PROVIDED MATERIAL:
· · · · · · ·

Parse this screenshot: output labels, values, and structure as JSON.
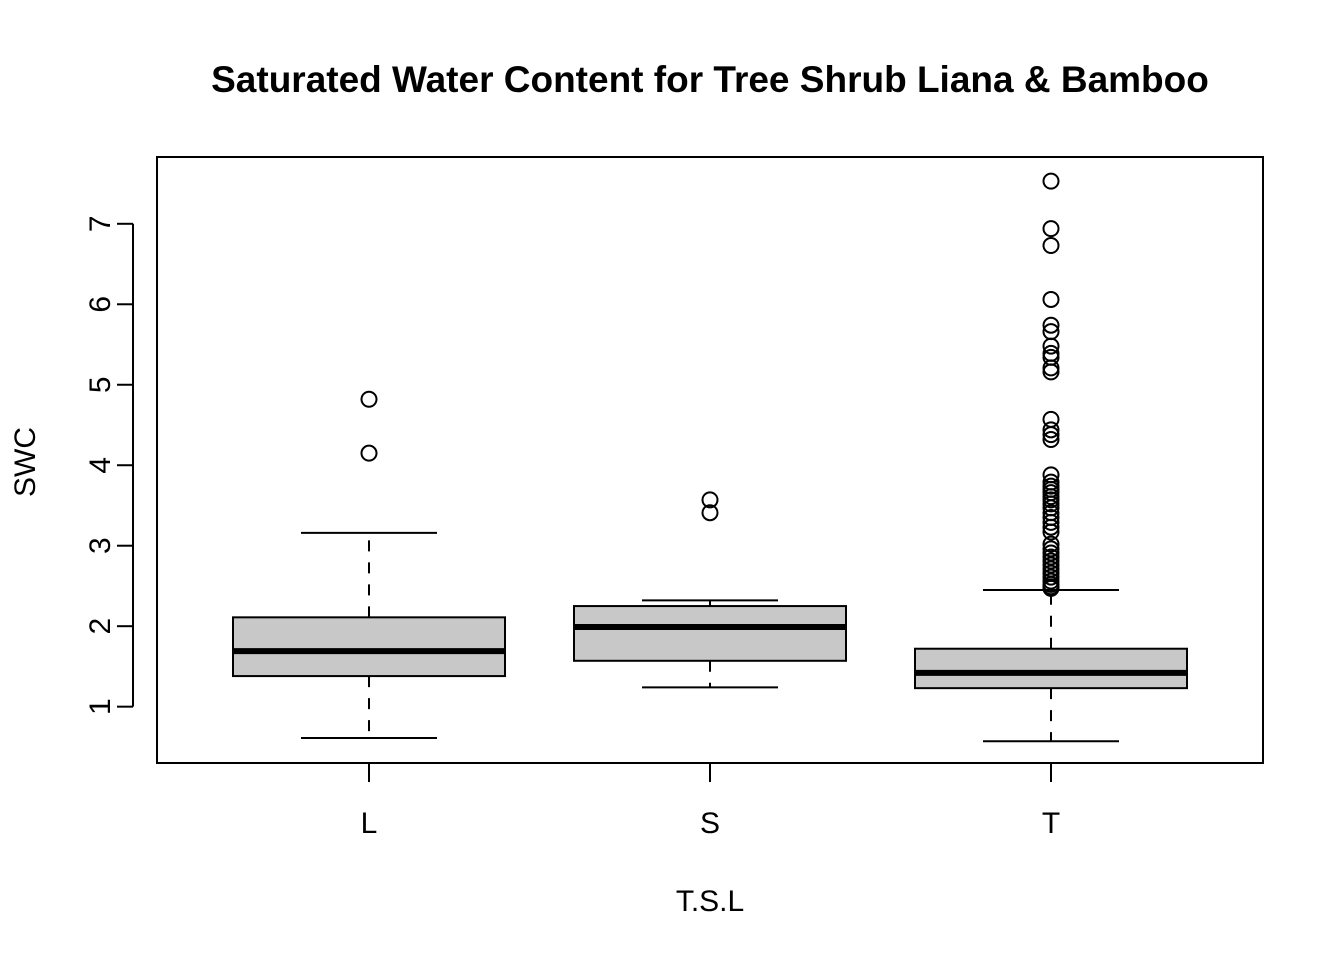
{
  "chart_data": {
    "type": "boxplot",
    "title": "Saturated Water Content for Tree Shrub Liana & Bamboo",
    "xlabel": "T.S.L",
    "ylabel": "SWC",
    "ylim": [
      0.3,
      7.83
    ],
    "yticks": [
      "1",
      "2",
      "3",
      "4",
      "5",
      "6",
      "7"
    ],
    "box_fill": "#c8c8c8",
    "grid": false,
    "groups": [
      {
        "category": "L",
        "min": 0.61,
        "q1": 1.38,
        "median": 1.69,
        "q3": 2.11,
        "max": 3.16,
        "outliers": [
          4.82,
          4.15
        ]
      },
      {
        "category": "S",
        "min": 1.24,
        "q1": 1.57,
        "median": 1.99,
        "q3": 2.25,
        "max": 2.32,
        "outliers": [
          3.57,
          3.41
        ]
      },
      {
        "category": "T",
        "min": 0.57,
        "q1": 1.23,
        "median": 1.42,
        "q3": 1.72,
        "max": 2.45,
        "outliers": [
          7.53,
          6.94,
          6.73,
          6.06,
          5.74,
          5.66,
          5.48,
          5.39,
          5.34,
          5.21,
          5.16,
          4.57,
          4.44,
          4.38,
          4.32,
          3.88,
          3.79,
          3.74,
          3.7,
          3.66,
          3.61,
          3.57,
          3.52,
          3.47,
          3.41,
          3.35,
          3.29,
          3.23,
          3.17,
          3.02,
          2.96,
          2.91,
          2.86,
          2.81,
          2.76,
          2.71,
          2.66,
          2.61,
          2.56,
          2.52,
          2.49,
          2.47
        ]
      }
    ]
  }
}
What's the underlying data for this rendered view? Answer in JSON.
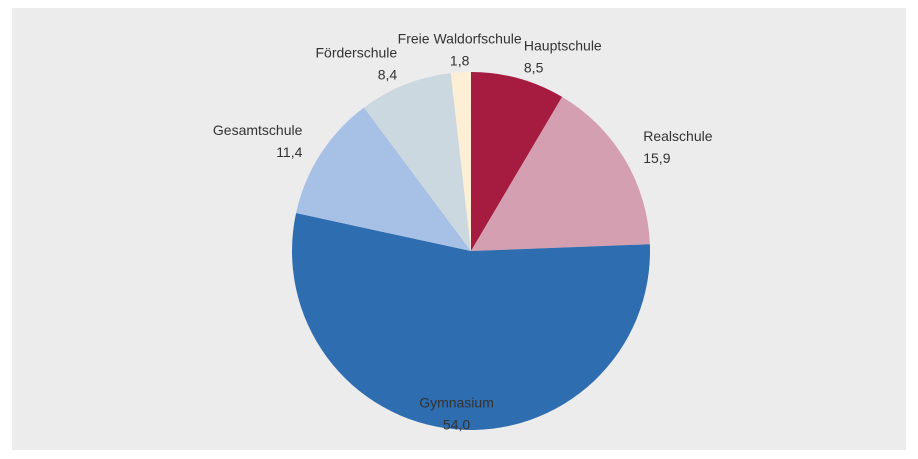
{
  "chart_data": {
    "type": "pie",
    "categories": [
      "Hauptschule",
      "Realschule",
      "Gymnasium",
      "Gesamtschule",
      "Förderschule",
      "Freie Waldorfschule"
    ],
    "values": [
      8.5,
      15.9,
      54.0,
      11.4,
      8.4,
      1.8
    ],
    "value_labels": [
      "8,5",
      "15,9",
      "54,0",
      "11,4",
      "8,4",
      "1,8"
    ],
    "colors": [
      "#a51c40",
      "#d39fb1",
      "#2e6db0",
      "#a7c0e6",
      "#ccd8e0",
      "#fdeed6"
    ]
  }
}
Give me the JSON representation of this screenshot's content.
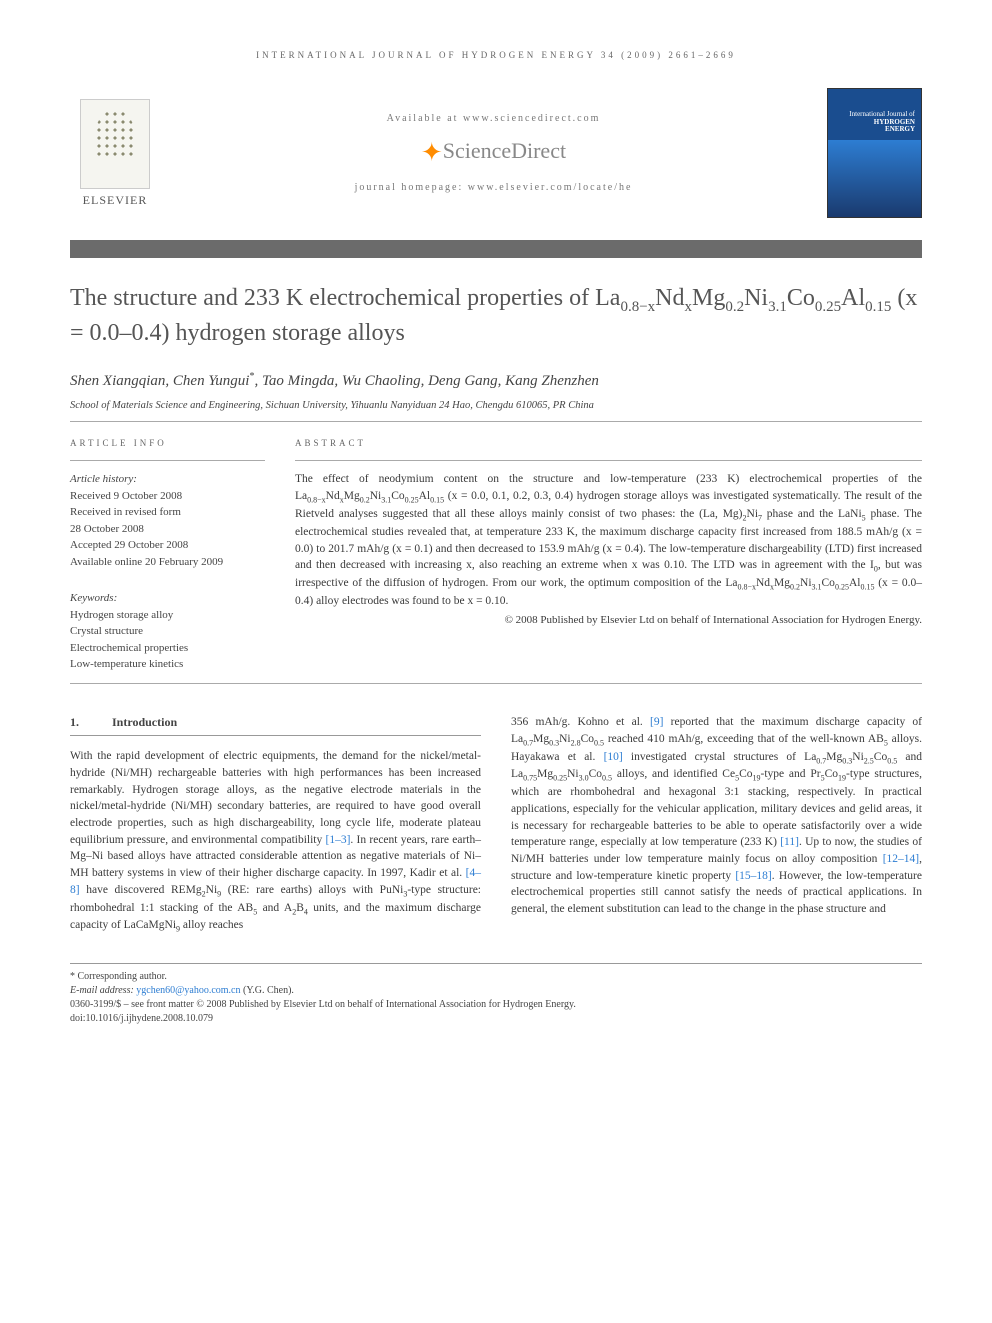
{
  "journal_header": "INTERNATIONAL JOURNAL OF HYDROGEN ENERGY 34 (2009) 2661–2669",
  "publisher": {
    "name": "ELSEVIER",
    "available_at": "Available at www.sciencedirect.com",
    "sd_name": "ScienceDirect",
    "homepage": "journal homepage: www.elsevier.com/locate/he"
  },
  "cover": {
    "line1": "International Journal of",
    "line2": "HYDROGEN",
    "line3": "ENERGY"
  },
  "title_html": "The structure and 233 K electrochemical properties of La<sub>0.8−x</sub>Nd<sub>x</sub>Mg<sub>0.2</sub>Ni<sub>3.1</sub>Co<sub>0.25</sub>Al<sub>0.15</sub> (x = 0.0–0.4) hydrogen storage alloys",
  "authors_html": "Shen Xiangqian, Chen Yungui<sup>*</sup>, Tao Mingda, Wu Chaoling, Deng Gang, Kang Zhenzhen",
  "affiliation": "School of Materials Science and Engineering, Sichuan University, Yihuanlu Nanyiduan 24 Hao, Chengdu 610065, PR China",
  "labels": {
    "article_info": "ARTICLE INFO",
    "abstract": "ABSTRACT",
    "history": "Article history:",
    "keywords": "Keywords:"
  },
  "history": {
    "received": "Received 9 October 2008",
    "revised1": "Received in revised form",
    "revised2": "28 October 2008",
    "accepted": "Accepted 29 October 2008",
    "online": "Available online 20 February 2009"
  },
  "keywords": [
    "Hydrogen storage alloy",
    "Crystal structure",
    "Electrochemical properties",
    "Low-temperature kinetics"
  ],
  "abstract_html": "The effect of neodymium content on the structure and low-temperature (233 K) electrochemical properties of the La<sub>0.8−x</sub>Nd<sub>x</sub>Mg<sub>0.2</sub>Ni<sub>3.1</sub>Co<sub>0.25</sub>Al<sub>0.15</sub> (x = 0.0, 0.1, 0.2, 0.3, 0.4) hydrogen storage alloys was investigated systematically. The result of the Rietveld analyses suggested that all these alloys mainly consist of two phases: the (La, Mg)<sub>2</sub>Ni<sub>7</sub> phase and the LaNi<sub>5</sub> phase. The electrochemical studies revealed that, at temperature 233 K, the maximum discharge capacity first increased from 188.5 mAh/g (x = 0.0) to 201.7 mAh/g (x = 0.1) and then decreased to 153.9 mAh/g (x = 0.4). The low-temperature dischargeability (LTD) first increased and then decreased with increasing x, also reaching an extreme when x was 0.10. The LTD was in agreement with the I<sub>0</sub>, but was irrespective of the diffusion of hydrogen. From our work, the optimum composition of the La<sub>0.8−x</sub>Nd<sub>x</sub>Mg<sub>0.2</sub>Ni<sub>3.1</sub>Co<sub>0.25</sub>Al<sub>0.15</sub> (x = 0.0–0.4) alloy electrodes was found to be x = 0.10.",
  "copyright": "© 2008 Published by Elsevier Ltd on behalf of International Association for Hydrogen Energy.",
  "section1": {
    "num": "1.",
    "title": "Introduction"
  },
  "col1_html": "With the rapid development of electric equipments, the demand for the nickel/metal-hydride (Ni/MH) rechargeable batteries with high performances has been increased remarkably. Hydrogen storage alloys, as the negative electrode materials in the nickel/metal-hydride (Ni/MH) secondary batteries, are required to have good overall electrode properties, such as high dischargeability, long cycle life, moderate plateau equilibrium pressure, and environmental compatibility <span class=\"ref-link\">[1–3]</span>. In recent years, rare earth–Mg–Ni based alloys have attracted considerable attention as negative materials of Ni–MH battery systems in view of their higher discharge capacity. In 1997, Kadir et al. <span class=\"ref-link\">[4–8]</span> have discovered REMg<sub>2</sub>Ni<sub>9</sub> (RE: rare earths) alloys with PuNi<sub>3</sub>-type structure: rhombohedral 1:1 stacking of the AB<sub>5</sub> and A<sub>2</sub>B<sub>4</sub> units, and the maximum discharge capacity of LaCaMgNi<sub>9</sub> alloy reaches",
  "col2_html": "356 mAh/g. Kohno et al. <span class=\"ref-link\">[9]</span> reported that the maximum discharge capacity of La<sub>0.7</sub>Mg<sub>0.3</sub>Ni<sub>2.8</sub>Co<sub>0.5</sub> reached 410 mAh/g, exceeding that of the well-known AB<sub>5</sub> alloys. Hayakawa et al. <span class=\"ref-link\">[10]</span> investigated crystal structures of La<sub>0.7</sub>Mg<sub>0.3</sub>Ni<sub>2.5</sub>Co<sub>0.5</sub> and La<sub>0.75</sub>Mg<sub>0.25</sub>Ni<sub>3.0</sub>Co<sub>0.5</sub> alloys, and identified Ce<sub>5</sub>Co<sub>19</sub>-type and Pr<sub>5</sub>Co<sub>19</sub>-type structures, which are rhombohedral and hexagonal 3:1 stacking, respectively. In practical applications, especially for the vehicular application, military devices and gelid areas, it is necessary for rechargeable batteries to be able to operate satisfactorily over a wide temperature range, especially at low temperature (233 K) <span class=\"ref-link\">[11]</span>. Up to now, the studies of Ni/MH batteries under low temperature mainly focus on alloy composition <span class=\"ref-link\">[12–14]</span>, structure and low-temperature kinetic property <span class=\"ref-link\">[15–18]</span>. However, the low-temperature electrochemical properties still cannot satisfy the needs of practical applications. In general, the element substitution can lead to the change in the phase structure and",
  "footer": {
    "corr_label": "* Corresponding author.",
    "email_label": "E-mail address:",
    "email": "ygchen60@yahoo.com.cn",
    "email_name": "(Y.G. Chen).",
    "issn_line": "0360-3199/$ – see front matter © 2008 Published by Elsevier Ltd on behalf of International Association for Hydrogen Energy.",
    "doi": "doi:10.1016/j.ijhydene.2008.10.079"
  },
  "colors": {
    "text": "#3a3a3a",
    "link": "#2d7dd2",
    "gray_bar": "#6b6b6b",
    "orange": "#ff8c00",
    "cover_blue": "#1a4d8f"
  },
  "typography": {
    "title_fontsize": 24,
    "body_fontsize": 11.5,
    "abstract_fontsize": 11.5,
    "info_fontsize": 11,
    "header_letterspacing": 3
  }
}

· · · · · · ·

GIVEN TASK: Check every line of the material for the string "Received" and give the number of lines that have it, without anything else.

SOLUTION TO THIS EXERCISE: 2